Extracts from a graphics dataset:
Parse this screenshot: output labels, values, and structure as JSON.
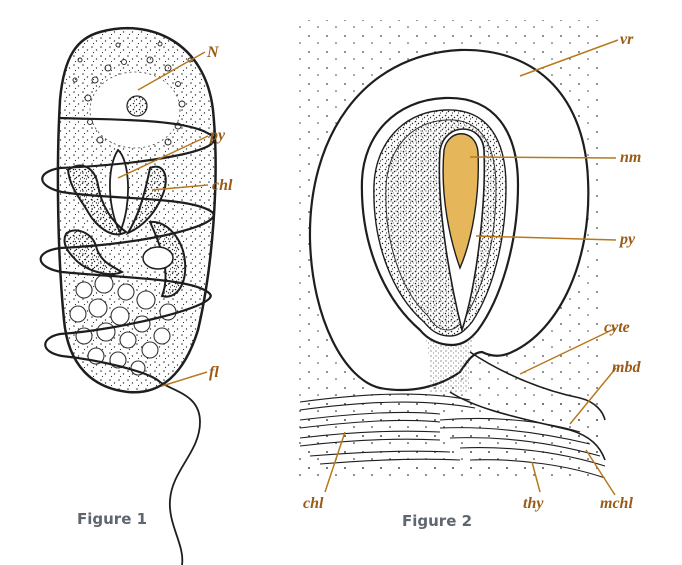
{
  "figure1": {
    "caption": "Figure 1",
    "labels": {
      "nucleus": "N",
      "pyrenoid": "py",
      "chloroplast": "chl",
      "flagellum": "fl"
    }
  },
  "figure2": {
    "caption": "Figure 2",
    "labels": {
      "vacuole": "vr",
      "nuclear_material": "nm",
      "pyrenoid": "py",
      "cytoplasm": "cyte",
      "membrane": "mbd",
      "chloroplast": "chl",
      "thylakoid": "thy",
      "chloroplast_membrane": "mchl"
    }
  },
  "colors": {
    "label": "#9b5b16",
    "leader": "#b7791f",
    "nm_fill": "#e5b65a",
    "ink": "#1e1e1e",
    "caption": "#5f6670"
  }
}
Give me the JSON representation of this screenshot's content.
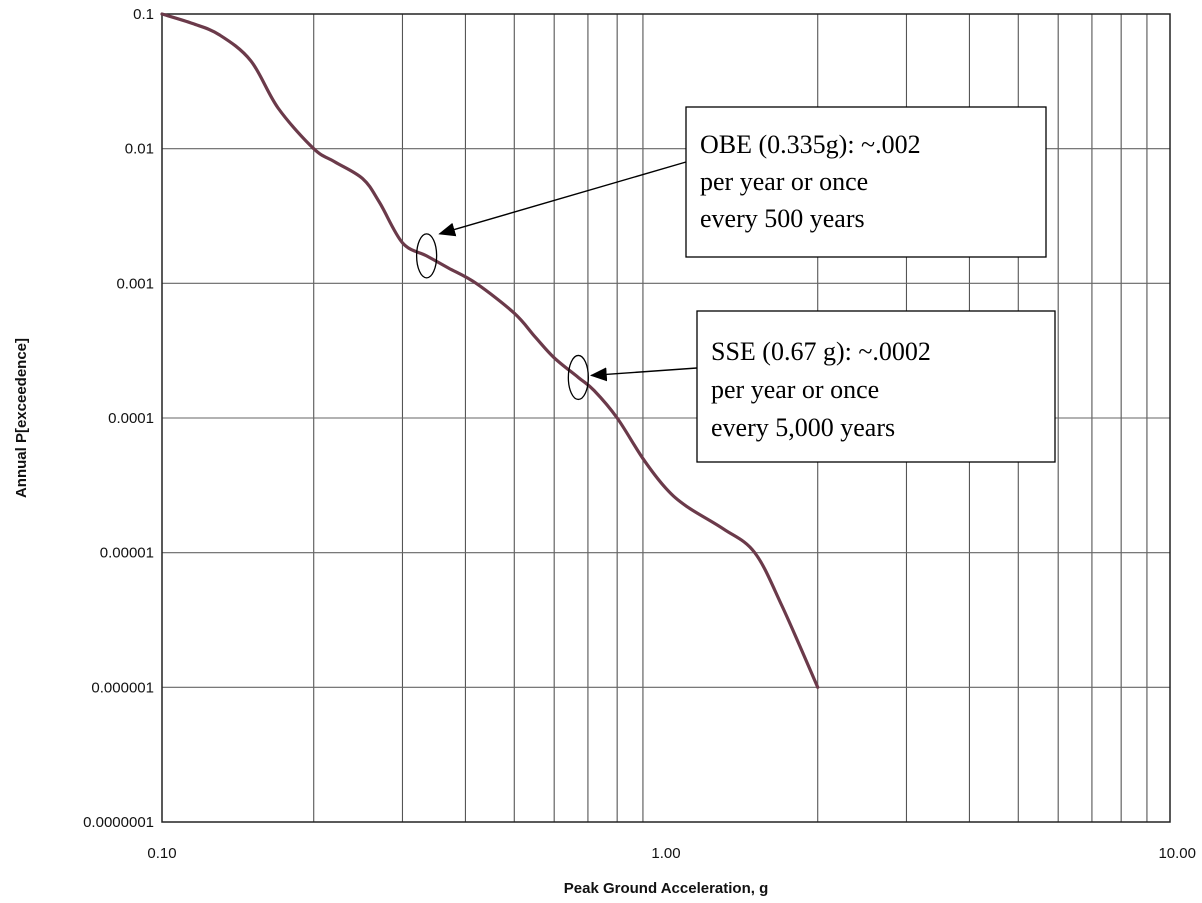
{
  "chart_data": {
    "type": "line",
    "xscale": "log",
    "yscale": "log",
    "xlim": [
      0.1,
      10
    ],
    "ylim": [
      1e-07,
      0.1
    ],
    "grid": true,
    "title": "",
    "xlabel": "Peak Ground Acceleration, g",
    "ylabel": "Annual P[exceedence]",
    "x_ticks": [
      0.1,
      1,
      10
    ],
    "x_tick_labels": [
      "0.10",
      "1.00",
      "10.00"
    ],
    "y_ticks": [
      0.1,
      0.01,
      0.001,
      0.0001,
      1e-05,
      1e-06,
      1e-07
    ],
    "y_tick_labels": [
      "0.1",
      "0.01",
      "0.001",
      "0.0001",
      "0.00001",
      "0.000001",
      "0.0000001"
    ],
    "series": [
      {
        "color": "#6b3a4a",
        "x": [
          0.1,
          0.115,
          0.13,
          0.15,
          0.17,
          0.2,
          0.22,
          0.25,
          0.27,
          0.3,
          0.335,
          0.37,
          0.42,
          0.5,
          0.55,
          0.6,
          0.67,
          0.72,
          0.8,
          0.9,
          1.0,
          1.1,
          1.3,
          1.5,
          1.7,
          2.0
        ],
        "y": [
          0.1,
          0.085,
          0.07,
          0.045,
          0.02,
          0.01,
          0.008,
          0.006,
          0.004,
          0.002,
          0.0016,
          0.0013,
          0.001,
          0.0006,
          0.0004,
          0.00028,
          0.0002,
          0.00016,
          0.0001,
          5e-05,
          3e-05,
          2.2e-05,
          1.5e-05,
          1e-05,
          4e-06,
          1e-06
        ]
      }
    ],
    "annotations": [
      {
        "lines": [
          "OBE (0.335g): ~.002",
          "per year or once",
          "every 500 years"
        ],
        "target": {
          "x": 0.335,
          "y": 0.0016
        }
      },
      {
        "lines": [
          "SSE (0.67 g): ~.0002",
          "per year or once",
          "every 5,000 years"
        ],
        "target": {
          "x": 0.67,
          "y": 0.0002
        }
      }
    ]
  }
}
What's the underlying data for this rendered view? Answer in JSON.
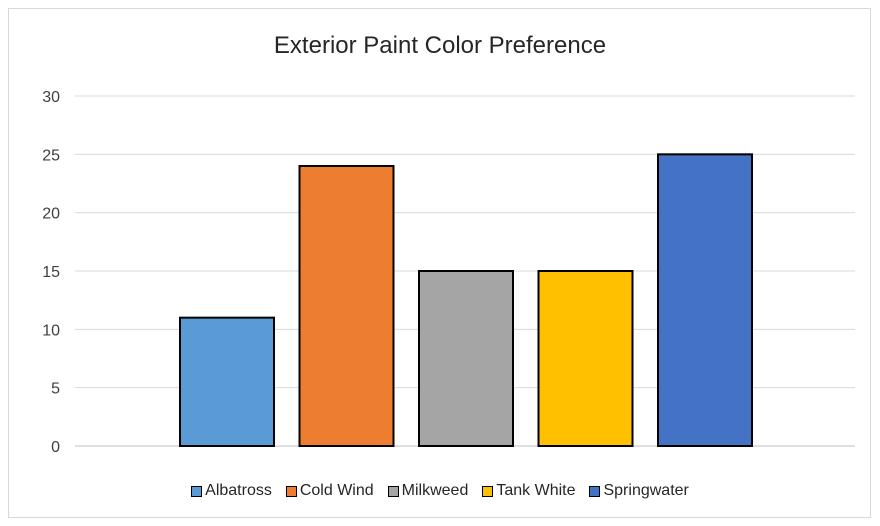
{
  "chart_data": {
    "type": "bar",
    "title": "Exterior Paint Color Preference",
    "xlabel": "",
    "ylabel": "",
    "ylim": [
      0,
      30
    ],
    "yticks": [
      0,
      5,
      10,
      15,
      20,
      25,
      30
    ],
    "grid": true,
    "legend_position": "bottom",
    "categories": [
      "Albatross",
      "Cold Wind",
      "Milkweed",
      "Tank White",
      "Springwater"
    ],
    "values": [
      11,
      24,
      15,
      15,
      25
    ],
    "colors": [
      "#5b9bd5",
      "#ed7d31",
      "#a5a5a5",
      "#ffc000",
      "#4472c4"
    ]
  }
}
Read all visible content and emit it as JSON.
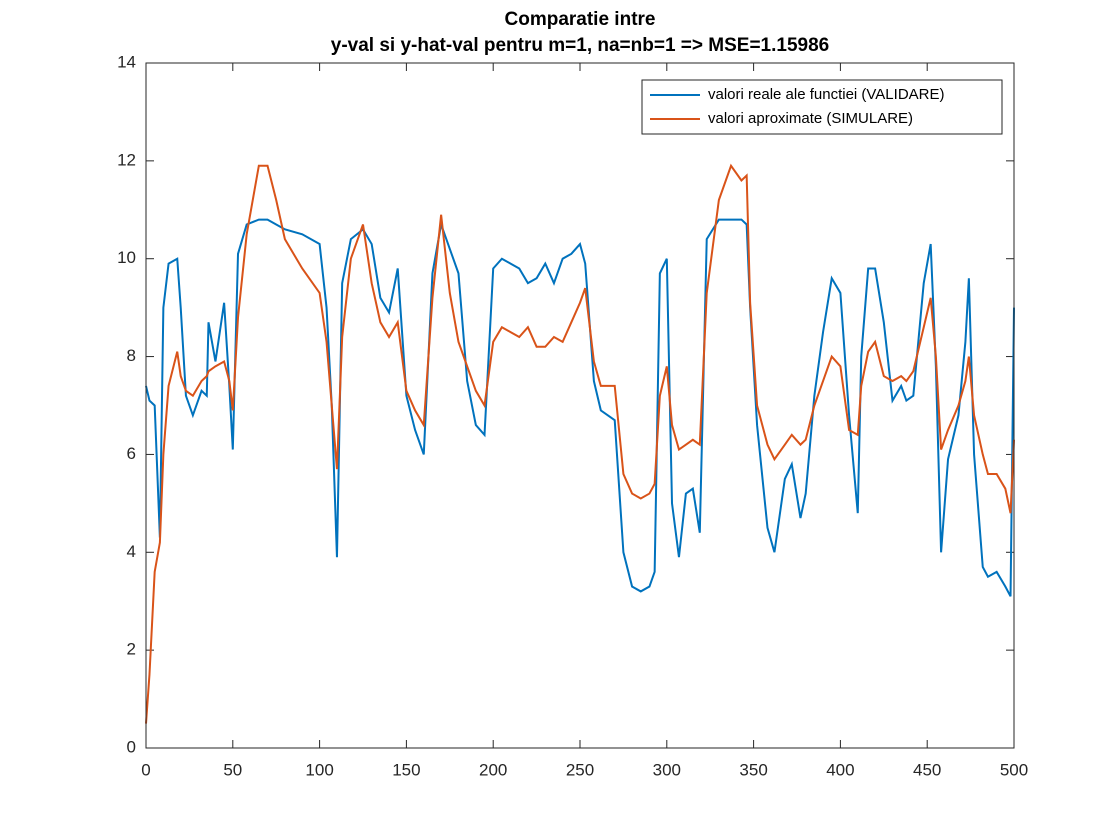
{
  "chart_data": {
    "type": "line",
    "title": [
      "Comparatie intre",
      "y-val si y-hat-val pentru m=1, na=nb=1 => MSE=1.15986"
    ],
    "x": [
      0,
      2,
      5,
      8,
      10,
      13,
      18,
      20,
      23,
      27,
      32,
      35,
      36,
      40,
      45,
      48,
      50,
      53,
      58,
      65,
      70,
      75,
      80,
      90,
      100,
      104,
      107,
      110,
      113,
      118,
      125,
      130,
      135,
      140,
      145,
      150,
      155,
      160,
      165,
      170,
      175,
      180,
      185,
      190,
      195,
      200,
      205,
      210,
      215,
      220,
      225,
      230,
      235,
      240,
      245,
      250,
      253,
      258,
      262,
      270,
      275,
      280,
      285,
      290,
      293,
      296,
      300,
      303,
      307,
      311,
      315,
      319,
      323,
      330,
      337,
      343,
      346,
      348,
      352,
      358,
      362,
      368,
      372,
      377,
      380,
      385,
      390,
      395,
      400,
      405,
      410,
      412,
      416,
      420,
      425,
      430,
      435,
      438,
      442,
      448,
      452,
      455,
      458,
      462,
      468,
      472,
      474,
      477,
      482,
      485,
      490,
      495,
      498,
      500
    ],
    "series": [
      {
        "name": "valori reale ale functiei (VALIDARE)",
        "color": "#0072bd",
        "values": [
          7.4,
          7.1,
          7.0,
          4.3,
          9.0,
          9.9,
          10.0,
          9.0,
          7.2,
          6.8,
          7.3,
          7.2,
          8.7,
          7.9,
          9.1,
          7.4,
          6.1,
          10.1,
          10.7,
          10.8,
          10.8,
          10.7,
          10.6,
          10.5,
          10.3,
          9.0,
          7.0,
          3.9,
          9.5,
          10.4,
          10.6,
          10.3,
          9.2,
          8.9,
          9.8,
          7.2,
          6.5,
          6.0,
          9.7,
          10.7,
          10.2,
          9.7,
          7.5,
          6.6,
          6.4,
          9.8,
          10.0,
          9.9,
          9.8,
          9.5,
          9.6,
          9.9,
          9.5,
          10.0,
          10.1,
          10.3,
          9.9,
          7.5,
          6.9,
          6.7,
          4.0,
          3.3,
          3.2,
          3.3,
          3.6,
          9.7,
          10.0,
          5.0,
          3.9,
          5.2,
          5.3,
          4.4,
          10.4,
          10.8,
          10.8,
          10.8,
          10.7,
          9.0,
          6.6,
          4.5,
          4.0,
          5.5,
          5.8,
          4.7,
          5.2,
          7.2,
          8.5,
          9.6,
          9.3,
          6.8,
          4.8,
          8.0,
          9.8,
          9.8,
          8.7,
          7.1,
          7.4,
          7.1,
          7.2,
          9.5,
          10.3,
          7.8,
          4.0,
          5.9,
          6.8,
          8.3,
          9.6,
          6.0,
          3.7,
          3.5,
          3.6,
          3.3,
          3.1,
          9.0
        ]
      },
      {
        "name": "valori aproximate (SIMULARE)",
        "color": "#d95319",
        "values": [
          0.5,
          1.5,
          3.6,
          4.2,
          6.0,
          7.4,
          8.1,
          7.6,
          7.3,
          7.2,
          7.5,
          7.6,
          7.7,
          7.8,
          7.9,
          7.5,
          6.9,
          8.8,
          10.5,
          11.9,
          11.9,
          11.2,
          10.4,
          9.8,
          9.3,
          8.3,
          7.0,
          5.7,
          8.4,
          10.0,
          10.7,
          9.5,
          8.7,
          8.4,
          8.7,
          7.3,
          6.9,
          6.6,
          9.2,
          10.9,
          9.3,
          8.3,
          7.8,
          7.3,
          7.0,
          8.3,
          8.6,
          8.5,
          8.4,
          8.6,
          8.2,
          8.2,
          8.4,
          8.3,
          8.7,
          9.1,
          9.4,
          7.9,
          7.4,
          7.4,
          5.6,
          5.2,
          5.1,
          5.2,
          5.4,
          7.2,
          7.8,
          6.6,
          6.1,
          6.2,
          6.3,
          6.2,
          9.3,
          11.2,
          11.9,
          11.6,
          11.7,
          9.1,
          7.0,
          6.2,
          5.9,
          6.2,
          6.4,
          6.2,
          6.3,
          7.0,
          7.5,
          8.0,
          7.8,
          6.5,
          6.4,
          7.4,
          8.1,
          8.3,
          7.6,
          7.5,
          7.6,
          7.5,
          7.7,
          8.6,
          9.2,
          8.0,
          6.1,
          6.5,
          7.0,
          7.5,
          8.0,
          6.8,
          6.0,
          5.6,
          5.6,
          5.3,
          4.8,
          6.3
        ]
      }
    ],
    "xlim": [
      0,
      500
    ],
    "xticks": [
      0,
      50,
      100,
      150,
      200,
      250,
      300,
      350,
      400,
      450,
      500
    ],
    "ylim": [
      0,
      14
    ],
    "yticks": [
      0,
      2,
      4,
      6,
      8,
      10,
      12,
      14
    ],
    "legend": "top-right"
  }
}
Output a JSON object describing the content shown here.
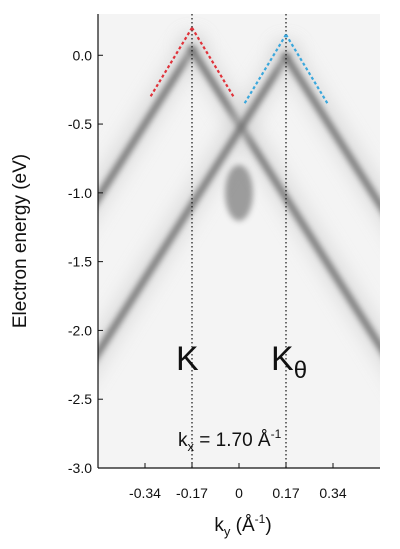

* _Written task_:
List all lines in the material containing the string "this".

* _Solution to the exercise_:
Parse this screenshot: output labels, values, and structure as JSON.
Give me the JSON representation of this screenshot's content.
What's the underlying data for this rendered view? Answer in JSON.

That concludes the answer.